This is part 3 of a series of posts on user tracking on the modern web. You can also read part 1 and part 2.

Whenever you visit a web page, your browser sends a "User Agent" header to the website saying precisely which operating system and web browser you are using. This information could help distinguish Internet users from one another because these versions differ, often considerably, from person to person. We recently ran an experiment to see to what extent this information could be used to track people (for instance, if someone deletes their browser cookies, would the User Agent, alone or in combination with some other detail, be unique enough to let a site recognize them and re-create their old cookie?).

_ _ _ _ _ _ _

WRITTEN PROBLEM 1
Reproduce the User Agent text word for word, starting at "This is part" and ending at "their old cookie?).".
WRITTEN PROBLEM 2
Extend the User Agent text past its last sentence.

_ _ _ _ _ _ _

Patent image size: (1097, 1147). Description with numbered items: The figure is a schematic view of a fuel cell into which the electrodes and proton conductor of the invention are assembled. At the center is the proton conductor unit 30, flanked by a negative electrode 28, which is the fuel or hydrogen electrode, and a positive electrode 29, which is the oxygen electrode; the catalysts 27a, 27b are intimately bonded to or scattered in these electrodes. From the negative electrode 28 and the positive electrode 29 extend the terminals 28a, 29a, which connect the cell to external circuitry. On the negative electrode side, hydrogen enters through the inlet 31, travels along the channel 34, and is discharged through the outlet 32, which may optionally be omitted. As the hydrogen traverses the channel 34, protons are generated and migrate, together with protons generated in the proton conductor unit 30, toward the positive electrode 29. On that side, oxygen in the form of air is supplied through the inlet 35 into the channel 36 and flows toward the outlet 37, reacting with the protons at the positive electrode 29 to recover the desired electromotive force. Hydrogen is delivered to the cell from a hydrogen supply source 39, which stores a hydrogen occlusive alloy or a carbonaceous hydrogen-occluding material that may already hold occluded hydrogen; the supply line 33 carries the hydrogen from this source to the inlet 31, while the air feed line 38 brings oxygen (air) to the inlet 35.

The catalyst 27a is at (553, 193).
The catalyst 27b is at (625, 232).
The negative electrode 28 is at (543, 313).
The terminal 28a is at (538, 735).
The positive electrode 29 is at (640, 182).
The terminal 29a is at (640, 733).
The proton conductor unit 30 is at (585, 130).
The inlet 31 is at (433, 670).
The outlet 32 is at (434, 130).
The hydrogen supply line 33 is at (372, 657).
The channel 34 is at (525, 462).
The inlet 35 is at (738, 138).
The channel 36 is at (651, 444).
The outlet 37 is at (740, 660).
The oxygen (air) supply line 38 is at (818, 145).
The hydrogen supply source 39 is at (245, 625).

_ _ _ _ _ _ _

RIGHT ANSWER 1
This is part 3 of a series of posts on user tracking on the modern web. You can also read part 1 and part 2.

Whenever you visit a web page, your browser sends a "User Agent" header to the website saying precisely which operating system and web browser you are using. This information could help distinguish Internet users from one another because these versions differ, often considerably, from person to person. We recently ran an experiment to see to what extent this information could be used to track people (for instance, if someone deletes their browser cookies, would the User Agent, alone or in combination with some other detail, be unique enough to let a site recognize them and re-create their old cookie?).

RIGHT ANSWER 2
Our experiment to date has shown that the browser User Agent string usually carries 5-15 bits of identifying information (about 10.5 bits on average). That means that on average, only one person in about 1,500 (210.5) will have the same User Agent as you. On its own, that isn't enough to recreate cookies and track people perfectly, but in combination with another detail like geolocation to a particular ZIP code or having an uncommon browser plugin installed, the User Agent string becomes a real privacy problem.

User Agents: An Example of Browser Characteristics Doubling As Tracking Tools

When we analyze the privacy of web users, we usually focus on user accounts, cookies, and IP addresses, because those are the usual means by which a request to a web server can be associated with other requests and/or linked back to an individual human being, computer, or local network.

Typical advice for improving your privacy as you surf the web might include blocking or deleting cookies (and supercookies), and using proxy servers or tools like Tor to hide your IP address.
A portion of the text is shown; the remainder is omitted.